[START TASK INPUT]
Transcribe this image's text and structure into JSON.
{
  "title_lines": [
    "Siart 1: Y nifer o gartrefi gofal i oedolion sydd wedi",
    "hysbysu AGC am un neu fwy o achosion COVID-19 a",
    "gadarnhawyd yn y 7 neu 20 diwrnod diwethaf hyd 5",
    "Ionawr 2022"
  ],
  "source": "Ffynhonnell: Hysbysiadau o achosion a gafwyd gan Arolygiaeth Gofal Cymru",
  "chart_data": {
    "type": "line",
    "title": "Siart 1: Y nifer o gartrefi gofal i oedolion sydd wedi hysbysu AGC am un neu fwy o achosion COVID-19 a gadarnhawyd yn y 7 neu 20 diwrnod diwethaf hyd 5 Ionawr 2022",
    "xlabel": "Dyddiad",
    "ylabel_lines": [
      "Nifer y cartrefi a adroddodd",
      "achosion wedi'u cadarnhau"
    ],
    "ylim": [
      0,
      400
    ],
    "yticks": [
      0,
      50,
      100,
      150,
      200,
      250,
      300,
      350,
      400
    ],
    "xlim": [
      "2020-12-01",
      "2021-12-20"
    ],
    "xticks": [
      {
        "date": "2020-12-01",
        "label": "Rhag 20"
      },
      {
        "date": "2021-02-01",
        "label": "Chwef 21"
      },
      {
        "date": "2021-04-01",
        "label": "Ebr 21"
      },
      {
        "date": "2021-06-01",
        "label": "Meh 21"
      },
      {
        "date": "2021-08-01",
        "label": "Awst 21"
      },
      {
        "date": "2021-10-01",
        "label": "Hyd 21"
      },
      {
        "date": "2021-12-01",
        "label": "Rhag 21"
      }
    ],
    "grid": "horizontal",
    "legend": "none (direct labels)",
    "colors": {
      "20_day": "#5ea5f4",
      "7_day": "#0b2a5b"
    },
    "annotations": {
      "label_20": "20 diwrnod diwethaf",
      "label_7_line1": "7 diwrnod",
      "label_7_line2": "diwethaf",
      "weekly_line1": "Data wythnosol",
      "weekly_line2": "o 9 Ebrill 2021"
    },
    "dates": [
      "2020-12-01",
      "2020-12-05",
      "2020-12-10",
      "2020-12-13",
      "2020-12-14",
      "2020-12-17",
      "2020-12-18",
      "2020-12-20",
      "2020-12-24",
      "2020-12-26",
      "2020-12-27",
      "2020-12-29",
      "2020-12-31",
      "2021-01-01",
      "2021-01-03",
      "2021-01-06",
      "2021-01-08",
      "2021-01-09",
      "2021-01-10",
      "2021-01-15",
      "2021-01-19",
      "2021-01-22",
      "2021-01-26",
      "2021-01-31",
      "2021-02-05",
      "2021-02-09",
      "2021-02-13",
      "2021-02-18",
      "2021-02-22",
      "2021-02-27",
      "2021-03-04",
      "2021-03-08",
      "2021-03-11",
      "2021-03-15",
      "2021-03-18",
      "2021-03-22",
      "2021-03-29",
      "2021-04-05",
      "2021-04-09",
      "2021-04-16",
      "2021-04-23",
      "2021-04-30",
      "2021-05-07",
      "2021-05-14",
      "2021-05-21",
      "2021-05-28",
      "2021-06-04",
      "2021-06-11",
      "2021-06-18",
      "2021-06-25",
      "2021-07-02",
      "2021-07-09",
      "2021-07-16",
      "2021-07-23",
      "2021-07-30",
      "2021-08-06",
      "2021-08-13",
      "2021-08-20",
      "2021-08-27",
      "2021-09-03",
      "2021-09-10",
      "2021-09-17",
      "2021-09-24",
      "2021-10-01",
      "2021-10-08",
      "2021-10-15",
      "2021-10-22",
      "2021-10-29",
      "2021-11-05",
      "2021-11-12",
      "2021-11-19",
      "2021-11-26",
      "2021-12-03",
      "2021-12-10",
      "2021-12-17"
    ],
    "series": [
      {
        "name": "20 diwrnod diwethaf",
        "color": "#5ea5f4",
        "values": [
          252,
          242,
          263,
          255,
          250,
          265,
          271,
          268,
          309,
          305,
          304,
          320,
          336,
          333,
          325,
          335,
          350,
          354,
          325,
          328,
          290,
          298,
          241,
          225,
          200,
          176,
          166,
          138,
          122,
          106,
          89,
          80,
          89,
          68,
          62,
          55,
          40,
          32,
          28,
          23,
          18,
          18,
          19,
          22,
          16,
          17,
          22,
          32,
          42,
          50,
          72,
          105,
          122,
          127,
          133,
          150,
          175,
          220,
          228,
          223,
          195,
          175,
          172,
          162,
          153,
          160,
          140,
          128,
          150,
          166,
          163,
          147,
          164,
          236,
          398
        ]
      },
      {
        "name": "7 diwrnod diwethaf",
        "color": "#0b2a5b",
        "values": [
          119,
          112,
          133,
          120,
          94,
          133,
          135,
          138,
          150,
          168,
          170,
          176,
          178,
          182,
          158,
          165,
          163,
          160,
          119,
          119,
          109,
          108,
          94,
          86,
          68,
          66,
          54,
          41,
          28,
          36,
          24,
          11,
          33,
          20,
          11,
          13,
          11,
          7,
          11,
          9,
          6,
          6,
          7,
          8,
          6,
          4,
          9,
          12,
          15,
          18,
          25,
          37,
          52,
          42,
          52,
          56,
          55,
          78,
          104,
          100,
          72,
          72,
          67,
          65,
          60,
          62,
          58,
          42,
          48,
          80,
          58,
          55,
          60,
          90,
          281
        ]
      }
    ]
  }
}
[END TASK INPUT]
PROBLEM REQUIREMENTS: What is the number of lines in the records that contain the string "Ionawr"? Give only that number.

TASK ANSWER: 2